-- start Records to use --
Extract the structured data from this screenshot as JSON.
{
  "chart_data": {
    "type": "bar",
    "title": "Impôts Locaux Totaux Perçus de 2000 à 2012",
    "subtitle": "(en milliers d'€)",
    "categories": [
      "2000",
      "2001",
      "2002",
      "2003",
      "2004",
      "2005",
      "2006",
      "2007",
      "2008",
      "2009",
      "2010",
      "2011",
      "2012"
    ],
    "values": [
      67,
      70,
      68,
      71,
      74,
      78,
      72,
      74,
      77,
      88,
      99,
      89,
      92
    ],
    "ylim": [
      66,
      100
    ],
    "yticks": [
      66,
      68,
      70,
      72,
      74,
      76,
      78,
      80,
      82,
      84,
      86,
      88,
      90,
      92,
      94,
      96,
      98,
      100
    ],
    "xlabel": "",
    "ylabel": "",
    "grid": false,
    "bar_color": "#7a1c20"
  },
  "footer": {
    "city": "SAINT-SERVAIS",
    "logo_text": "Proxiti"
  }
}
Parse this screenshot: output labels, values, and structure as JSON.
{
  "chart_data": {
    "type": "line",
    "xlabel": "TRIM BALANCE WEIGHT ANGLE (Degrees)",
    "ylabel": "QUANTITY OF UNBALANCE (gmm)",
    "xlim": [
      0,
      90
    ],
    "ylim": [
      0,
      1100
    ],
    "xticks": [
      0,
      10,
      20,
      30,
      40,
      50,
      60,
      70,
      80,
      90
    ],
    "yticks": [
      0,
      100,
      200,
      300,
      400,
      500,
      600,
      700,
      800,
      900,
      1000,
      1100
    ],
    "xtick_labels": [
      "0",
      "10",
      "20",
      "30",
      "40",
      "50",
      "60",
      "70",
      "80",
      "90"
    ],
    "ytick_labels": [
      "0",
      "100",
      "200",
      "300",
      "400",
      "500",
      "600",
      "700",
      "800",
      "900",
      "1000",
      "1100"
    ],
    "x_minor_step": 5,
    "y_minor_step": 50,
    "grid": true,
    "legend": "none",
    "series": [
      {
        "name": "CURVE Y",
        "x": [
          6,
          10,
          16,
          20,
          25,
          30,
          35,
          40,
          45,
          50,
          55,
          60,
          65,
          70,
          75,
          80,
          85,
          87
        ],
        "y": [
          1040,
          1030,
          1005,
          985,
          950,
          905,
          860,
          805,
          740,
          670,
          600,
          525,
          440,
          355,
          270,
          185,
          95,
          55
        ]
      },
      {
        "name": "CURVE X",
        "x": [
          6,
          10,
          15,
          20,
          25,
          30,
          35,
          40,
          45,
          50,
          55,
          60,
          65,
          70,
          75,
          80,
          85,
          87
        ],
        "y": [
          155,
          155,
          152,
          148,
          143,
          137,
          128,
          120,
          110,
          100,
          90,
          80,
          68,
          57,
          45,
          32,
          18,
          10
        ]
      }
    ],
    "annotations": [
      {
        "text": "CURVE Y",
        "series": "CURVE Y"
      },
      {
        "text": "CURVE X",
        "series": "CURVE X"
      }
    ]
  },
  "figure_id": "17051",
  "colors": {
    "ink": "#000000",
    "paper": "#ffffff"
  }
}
-- end Records to use --
- **Work to be completed**
What is the number of lines in the listing that include the word "CURVE"? Give that number and nothing else.

- **Response**
6